* **Available data**:
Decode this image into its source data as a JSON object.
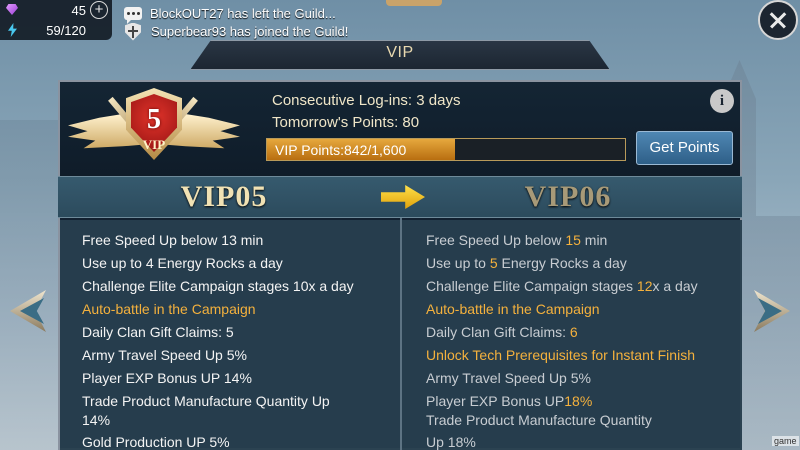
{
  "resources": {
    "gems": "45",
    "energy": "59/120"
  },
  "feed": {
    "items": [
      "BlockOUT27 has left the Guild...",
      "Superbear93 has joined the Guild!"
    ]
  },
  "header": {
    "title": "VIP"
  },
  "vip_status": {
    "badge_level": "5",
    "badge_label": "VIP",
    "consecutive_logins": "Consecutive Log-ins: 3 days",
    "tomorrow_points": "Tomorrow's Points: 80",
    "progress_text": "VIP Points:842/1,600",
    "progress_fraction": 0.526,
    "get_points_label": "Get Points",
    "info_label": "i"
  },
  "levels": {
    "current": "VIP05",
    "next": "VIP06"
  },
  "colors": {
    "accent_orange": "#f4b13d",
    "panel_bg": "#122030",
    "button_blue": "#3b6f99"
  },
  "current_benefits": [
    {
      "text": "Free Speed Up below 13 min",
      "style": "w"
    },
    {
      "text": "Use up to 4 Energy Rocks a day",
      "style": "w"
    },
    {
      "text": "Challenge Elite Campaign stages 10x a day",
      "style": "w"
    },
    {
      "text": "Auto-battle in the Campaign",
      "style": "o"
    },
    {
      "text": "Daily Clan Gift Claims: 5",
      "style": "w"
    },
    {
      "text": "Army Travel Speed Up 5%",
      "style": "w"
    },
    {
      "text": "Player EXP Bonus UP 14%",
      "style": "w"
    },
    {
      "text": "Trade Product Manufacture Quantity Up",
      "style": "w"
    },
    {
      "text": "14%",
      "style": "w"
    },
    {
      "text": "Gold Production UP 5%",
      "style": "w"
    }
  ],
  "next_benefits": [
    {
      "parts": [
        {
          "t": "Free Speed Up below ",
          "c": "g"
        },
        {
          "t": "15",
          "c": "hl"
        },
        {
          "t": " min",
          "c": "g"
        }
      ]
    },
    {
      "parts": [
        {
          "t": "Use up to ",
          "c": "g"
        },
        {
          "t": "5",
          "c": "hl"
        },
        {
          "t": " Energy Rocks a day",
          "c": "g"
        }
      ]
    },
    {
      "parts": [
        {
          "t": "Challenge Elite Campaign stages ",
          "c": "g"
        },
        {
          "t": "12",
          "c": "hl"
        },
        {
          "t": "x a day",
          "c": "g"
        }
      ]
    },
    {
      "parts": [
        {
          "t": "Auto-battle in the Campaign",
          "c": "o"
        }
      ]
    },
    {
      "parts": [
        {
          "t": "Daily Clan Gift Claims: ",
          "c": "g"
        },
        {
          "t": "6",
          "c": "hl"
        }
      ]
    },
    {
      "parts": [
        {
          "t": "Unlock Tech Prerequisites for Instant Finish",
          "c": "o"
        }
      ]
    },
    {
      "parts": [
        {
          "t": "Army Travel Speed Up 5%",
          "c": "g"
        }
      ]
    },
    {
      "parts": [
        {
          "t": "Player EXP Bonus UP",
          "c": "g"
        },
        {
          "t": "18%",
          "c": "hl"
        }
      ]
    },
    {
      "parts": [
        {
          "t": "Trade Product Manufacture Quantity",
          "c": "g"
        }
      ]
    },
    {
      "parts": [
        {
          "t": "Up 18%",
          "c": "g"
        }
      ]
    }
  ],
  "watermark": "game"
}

* **Stated exercise**: Pick out every line of the listing containing the word "Daily", and show those lines.

* **Final result**:
      "text": "Daily Clan Gift Claims: 5",
          "t": "Daily Clan Gift Claims: ",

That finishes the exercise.